Locate the lines of the listing below that hold "STELIB", then copy each of them.

* * * * *

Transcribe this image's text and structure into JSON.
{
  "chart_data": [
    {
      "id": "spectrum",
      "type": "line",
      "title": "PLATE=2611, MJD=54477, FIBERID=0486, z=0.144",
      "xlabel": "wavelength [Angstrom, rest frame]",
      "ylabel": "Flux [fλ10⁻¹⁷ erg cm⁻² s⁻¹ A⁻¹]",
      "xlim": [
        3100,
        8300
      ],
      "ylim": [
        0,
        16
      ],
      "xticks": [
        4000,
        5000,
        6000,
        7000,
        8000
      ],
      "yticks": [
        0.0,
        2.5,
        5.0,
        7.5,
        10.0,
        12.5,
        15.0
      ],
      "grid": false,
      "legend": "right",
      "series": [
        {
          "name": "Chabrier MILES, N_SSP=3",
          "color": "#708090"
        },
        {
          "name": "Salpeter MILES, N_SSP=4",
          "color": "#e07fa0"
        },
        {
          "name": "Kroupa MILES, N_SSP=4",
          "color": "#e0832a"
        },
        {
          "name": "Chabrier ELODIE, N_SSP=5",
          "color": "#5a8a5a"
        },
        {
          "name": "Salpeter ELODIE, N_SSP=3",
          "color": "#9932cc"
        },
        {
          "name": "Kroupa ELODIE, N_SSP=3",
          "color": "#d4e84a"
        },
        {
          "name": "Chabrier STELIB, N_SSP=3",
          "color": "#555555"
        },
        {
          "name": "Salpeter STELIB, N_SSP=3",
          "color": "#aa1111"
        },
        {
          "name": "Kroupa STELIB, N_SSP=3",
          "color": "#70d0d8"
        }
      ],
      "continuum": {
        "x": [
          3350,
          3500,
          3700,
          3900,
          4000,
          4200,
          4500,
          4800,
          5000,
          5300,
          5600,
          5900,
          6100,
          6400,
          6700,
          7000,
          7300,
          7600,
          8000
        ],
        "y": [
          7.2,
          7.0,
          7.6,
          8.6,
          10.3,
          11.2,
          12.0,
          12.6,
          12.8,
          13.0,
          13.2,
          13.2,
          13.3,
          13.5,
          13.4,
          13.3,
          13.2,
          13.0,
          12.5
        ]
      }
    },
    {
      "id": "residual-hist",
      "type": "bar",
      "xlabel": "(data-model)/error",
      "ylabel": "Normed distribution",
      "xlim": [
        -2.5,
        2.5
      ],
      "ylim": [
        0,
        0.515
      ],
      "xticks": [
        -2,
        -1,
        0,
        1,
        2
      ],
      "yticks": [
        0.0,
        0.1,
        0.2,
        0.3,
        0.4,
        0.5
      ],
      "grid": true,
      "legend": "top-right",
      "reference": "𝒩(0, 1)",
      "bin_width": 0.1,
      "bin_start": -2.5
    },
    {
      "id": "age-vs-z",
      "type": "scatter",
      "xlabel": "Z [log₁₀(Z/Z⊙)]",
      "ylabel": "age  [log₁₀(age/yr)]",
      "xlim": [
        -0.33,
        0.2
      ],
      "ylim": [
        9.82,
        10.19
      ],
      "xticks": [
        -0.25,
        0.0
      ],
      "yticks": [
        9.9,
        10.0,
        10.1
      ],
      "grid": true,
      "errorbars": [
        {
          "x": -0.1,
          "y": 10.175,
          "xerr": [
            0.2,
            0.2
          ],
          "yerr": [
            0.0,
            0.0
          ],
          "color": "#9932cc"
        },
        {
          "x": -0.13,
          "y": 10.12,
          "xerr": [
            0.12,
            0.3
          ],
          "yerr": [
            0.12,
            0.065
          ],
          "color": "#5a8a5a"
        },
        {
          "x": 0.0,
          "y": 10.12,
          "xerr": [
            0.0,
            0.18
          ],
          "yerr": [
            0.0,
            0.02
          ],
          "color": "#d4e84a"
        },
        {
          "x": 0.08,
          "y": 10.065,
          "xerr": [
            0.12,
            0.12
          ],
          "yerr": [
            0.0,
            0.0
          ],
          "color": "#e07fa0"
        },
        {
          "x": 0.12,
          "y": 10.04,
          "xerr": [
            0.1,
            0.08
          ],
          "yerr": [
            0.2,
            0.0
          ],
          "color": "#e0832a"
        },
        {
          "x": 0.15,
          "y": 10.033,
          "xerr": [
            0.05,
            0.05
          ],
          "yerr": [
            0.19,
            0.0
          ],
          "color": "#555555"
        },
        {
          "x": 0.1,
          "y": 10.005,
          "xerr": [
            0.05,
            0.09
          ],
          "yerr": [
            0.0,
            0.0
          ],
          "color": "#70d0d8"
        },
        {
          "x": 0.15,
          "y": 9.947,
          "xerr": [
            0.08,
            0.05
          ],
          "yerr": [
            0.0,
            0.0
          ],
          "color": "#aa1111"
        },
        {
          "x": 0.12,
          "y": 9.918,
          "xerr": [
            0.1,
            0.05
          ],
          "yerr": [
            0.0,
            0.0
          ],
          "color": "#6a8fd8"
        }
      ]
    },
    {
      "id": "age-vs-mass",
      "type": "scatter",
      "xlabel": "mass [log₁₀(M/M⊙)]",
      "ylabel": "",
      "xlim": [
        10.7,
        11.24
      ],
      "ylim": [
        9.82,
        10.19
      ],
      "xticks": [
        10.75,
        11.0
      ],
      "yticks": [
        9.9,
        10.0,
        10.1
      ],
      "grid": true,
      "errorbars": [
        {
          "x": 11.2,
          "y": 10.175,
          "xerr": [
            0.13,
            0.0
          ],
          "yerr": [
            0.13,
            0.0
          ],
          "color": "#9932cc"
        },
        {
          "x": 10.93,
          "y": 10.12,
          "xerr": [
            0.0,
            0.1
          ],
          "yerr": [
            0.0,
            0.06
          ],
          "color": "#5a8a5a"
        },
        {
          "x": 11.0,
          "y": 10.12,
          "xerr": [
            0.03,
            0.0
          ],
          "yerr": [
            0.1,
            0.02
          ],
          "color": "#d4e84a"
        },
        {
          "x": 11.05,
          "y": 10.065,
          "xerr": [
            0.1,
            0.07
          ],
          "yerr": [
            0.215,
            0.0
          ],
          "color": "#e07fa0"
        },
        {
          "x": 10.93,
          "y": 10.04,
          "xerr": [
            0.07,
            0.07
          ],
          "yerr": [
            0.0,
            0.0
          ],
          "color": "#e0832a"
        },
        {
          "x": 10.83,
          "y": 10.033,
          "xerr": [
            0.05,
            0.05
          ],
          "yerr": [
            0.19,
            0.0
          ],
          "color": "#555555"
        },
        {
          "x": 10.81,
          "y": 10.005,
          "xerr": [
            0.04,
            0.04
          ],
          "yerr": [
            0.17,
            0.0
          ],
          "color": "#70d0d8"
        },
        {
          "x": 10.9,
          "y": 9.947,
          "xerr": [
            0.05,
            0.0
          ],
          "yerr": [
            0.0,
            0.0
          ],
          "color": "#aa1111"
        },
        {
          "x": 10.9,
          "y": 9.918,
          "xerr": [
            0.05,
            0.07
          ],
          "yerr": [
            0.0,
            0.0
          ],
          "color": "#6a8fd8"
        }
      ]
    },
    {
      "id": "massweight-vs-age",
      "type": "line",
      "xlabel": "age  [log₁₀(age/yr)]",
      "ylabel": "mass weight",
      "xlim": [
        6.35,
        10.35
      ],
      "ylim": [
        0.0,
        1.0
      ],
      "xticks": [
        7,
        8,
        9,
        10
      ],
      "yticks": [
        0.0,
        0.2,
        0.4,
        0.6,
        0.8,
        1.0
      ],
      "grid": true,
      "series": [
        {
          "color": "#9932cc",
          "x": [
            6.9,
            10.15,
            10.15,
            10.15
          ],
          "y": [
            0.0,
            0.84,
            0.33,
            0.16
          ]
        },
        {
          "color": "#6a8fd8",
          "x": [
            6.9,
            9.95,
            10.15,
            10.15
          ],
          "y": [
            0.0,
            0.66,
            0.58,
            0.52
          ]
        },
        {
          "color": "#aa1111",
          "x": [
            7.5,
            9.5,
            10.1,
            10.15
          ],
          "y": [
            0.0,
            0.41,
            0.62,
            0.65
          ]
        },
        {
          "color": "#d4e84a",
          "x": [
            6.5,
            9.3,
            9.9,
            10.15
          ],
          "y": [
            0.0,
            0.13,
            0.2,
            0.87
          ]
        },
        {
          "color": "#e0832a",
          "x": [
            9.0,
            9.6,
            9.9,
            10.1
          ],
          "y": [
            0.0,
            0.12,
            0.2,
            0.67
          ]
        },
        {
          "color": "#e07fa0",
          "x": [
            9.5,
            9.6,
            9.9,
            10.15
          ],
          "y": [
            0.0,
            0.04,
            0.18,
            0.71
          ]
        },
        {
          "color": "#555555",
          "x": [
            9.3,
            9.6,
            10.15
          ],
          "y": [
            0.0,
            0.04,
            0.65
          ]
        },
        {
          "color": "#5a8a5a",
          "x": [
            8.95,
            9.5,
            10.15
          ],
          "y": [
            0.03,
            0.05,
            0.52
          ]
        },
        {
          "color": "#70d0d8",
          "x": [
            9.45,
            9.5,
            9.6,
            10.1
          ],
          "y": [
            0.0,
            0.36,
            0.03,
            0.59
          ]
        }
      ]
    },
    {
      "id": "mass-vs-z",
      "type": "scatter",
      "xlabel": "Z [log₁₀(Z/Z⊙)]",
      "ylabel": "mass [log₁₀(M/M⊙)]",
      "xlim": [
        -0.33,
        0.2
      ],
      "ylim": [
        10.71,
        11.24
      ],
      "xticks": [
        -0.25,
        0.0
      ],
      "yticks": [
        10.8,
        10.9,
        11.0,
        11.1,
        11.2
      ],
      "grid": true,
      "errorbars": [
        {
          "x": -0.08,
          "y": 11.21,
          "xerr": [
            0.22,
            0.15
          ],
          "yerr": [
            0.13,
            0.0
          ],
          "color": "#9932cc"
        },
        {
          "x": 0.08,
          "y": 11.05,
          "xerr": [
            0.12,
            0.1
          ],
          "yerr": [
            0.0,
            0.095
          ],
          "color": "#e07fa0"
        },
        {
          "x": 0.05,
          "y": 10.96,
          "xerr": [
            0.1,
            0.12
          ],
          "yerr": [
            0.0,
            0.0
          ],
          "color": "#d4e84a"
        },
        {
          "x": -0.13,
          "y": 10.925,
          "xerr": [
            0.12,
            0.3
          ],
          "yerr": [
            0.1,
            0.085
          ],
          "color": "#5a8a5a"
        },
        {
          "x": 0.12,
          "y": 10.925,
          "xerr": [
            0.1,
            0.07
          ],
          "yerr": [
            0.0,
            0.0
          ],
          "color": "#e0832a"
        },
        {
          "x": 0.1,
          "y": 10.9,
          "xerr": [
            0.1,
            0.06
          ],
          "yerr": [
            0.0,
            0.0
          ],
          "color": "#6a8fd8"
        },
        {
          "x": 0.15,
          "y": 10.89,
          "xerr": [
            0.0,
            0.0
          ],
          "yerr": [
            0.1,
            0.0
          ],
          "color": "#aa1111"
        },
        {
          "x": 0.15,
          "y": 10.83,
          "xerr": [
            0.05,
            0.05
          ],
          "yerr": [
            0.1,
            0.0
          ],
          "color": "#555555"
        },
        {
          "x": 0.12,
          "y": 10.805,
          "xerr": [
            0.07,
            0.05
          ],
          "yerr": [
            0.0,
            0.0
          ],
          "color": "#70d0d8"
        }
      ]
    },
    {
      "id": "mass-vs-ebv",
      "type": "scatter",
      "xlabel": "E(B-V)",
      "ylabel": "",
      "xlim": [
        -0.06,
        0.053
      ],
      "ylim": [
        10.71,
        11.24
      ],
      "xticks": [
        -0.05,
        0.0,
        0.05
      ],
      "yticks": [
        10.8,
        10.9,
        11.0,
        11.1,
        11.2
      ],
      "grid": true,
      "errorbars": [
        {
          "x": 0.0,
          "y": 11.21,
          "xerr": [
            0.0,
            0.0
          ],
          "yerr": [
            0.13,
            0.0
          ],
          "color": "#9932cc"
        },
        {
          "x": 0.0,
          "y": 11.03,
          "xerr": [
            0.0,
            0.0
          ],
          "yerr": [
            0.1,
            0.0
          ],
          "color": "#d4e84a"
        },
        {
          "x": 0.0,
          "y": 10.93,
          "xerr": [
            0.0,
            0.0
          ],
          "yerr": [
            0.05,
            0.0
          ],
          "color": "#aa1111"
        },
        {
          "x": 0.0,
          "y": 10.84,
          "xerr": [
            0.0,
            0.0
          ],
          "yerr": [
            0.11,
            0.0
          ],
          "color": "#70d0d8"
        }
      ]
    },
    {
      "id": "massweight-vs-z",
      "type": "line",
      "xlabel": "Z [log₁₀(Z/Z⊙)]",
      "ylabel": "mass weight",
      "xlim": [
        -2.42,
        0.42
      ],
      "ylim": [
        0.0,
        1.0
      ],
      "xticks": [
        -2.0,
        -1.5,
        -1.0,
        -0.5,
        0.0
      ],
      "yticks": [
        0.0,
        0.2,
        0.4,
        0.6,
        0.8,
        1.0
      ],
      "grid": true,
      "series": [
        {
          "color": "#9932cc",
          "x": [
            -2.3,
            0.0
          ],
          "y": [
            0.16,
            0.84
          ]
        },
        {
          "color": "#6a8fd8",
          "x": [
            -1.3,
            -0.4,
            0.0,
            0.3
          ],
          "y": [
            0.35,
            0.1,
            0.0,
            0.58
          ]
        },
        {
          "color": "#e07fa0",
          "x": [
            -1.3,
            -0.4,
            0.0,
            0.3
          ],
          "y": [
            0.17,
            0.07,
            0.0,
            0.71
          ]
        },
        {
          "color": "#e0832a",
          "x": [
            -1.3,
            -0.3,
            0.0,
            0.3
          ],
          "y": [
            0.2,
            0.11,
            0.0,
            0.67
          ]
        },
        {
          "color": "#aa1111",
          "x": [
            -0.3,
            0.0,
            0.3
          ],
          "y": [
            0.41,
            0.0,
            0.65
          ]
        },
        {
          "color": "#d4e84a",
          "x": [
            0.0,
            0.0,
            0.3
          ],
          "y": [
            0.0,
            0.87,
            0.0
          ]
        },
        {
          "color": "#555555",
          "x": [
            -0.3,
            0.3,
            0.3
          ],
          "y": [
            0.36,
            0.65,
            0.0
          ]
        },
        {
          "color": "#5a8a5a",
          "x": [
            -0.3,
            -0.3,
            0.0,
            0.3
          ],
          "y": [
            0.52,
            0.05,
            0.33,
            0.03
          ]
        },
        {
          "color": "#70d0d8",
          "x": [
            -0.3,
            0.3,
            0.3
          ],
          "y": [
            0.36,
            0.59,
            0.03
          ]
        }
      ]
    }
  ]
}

* * * * *

» **The result**:
          "name": "Chabrier STELIB, N_SSP=3",
          "name": "Salpeter STELIB, N_SSP=3",
          "name": "Kroupa STELIB, N_SSP=3",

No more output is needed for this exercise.